• **Written instruction**:
Copy, in full, each line of the material that holds the word "Sales".

-- start of Recorded data --

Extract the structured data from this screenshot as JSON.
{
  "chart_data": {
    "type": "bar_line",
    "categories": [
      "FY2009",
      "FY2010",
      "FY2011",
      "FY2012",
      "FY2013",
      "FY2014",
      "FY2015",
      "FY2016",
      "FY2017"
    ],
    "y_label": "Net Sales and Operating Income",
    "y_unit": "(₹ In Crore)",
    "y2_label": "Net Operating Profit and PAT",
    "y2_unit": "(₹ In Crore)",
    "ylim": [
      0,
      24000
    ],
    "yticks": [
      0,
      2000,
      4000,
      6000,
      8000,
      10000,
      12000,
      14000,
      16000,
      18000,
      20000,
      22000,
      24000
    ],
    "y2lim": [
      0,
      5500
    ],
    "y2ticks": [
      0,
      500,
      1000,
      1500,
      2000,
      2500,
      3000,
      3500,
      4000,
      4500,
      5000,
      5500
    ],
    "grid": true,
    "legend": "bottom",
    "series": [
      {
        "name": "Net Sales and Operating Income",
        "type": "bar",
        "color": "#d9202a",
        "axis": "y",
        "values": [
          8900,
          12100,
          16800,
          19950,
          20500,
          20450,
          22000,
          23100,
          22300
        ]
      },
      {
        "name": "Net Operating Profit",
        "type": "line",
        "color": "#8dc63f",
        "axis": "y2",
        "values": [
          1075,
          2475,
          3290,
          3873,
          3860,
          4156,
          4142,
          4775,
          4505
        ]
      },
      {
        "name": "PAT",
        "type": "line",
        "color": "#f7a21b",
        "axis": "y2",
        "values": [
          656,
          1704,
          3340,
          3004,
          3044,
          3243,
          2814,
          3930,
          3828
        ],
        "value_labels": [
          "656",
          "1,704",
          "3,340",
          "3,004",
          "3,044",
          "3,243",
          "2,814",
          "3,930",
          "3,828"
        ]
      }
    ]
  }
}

-- end of Recorded data --

• **Task output**:
    "y_label": "Net Sales and Operating Income",
        "name": "Net Sales and Operating Income",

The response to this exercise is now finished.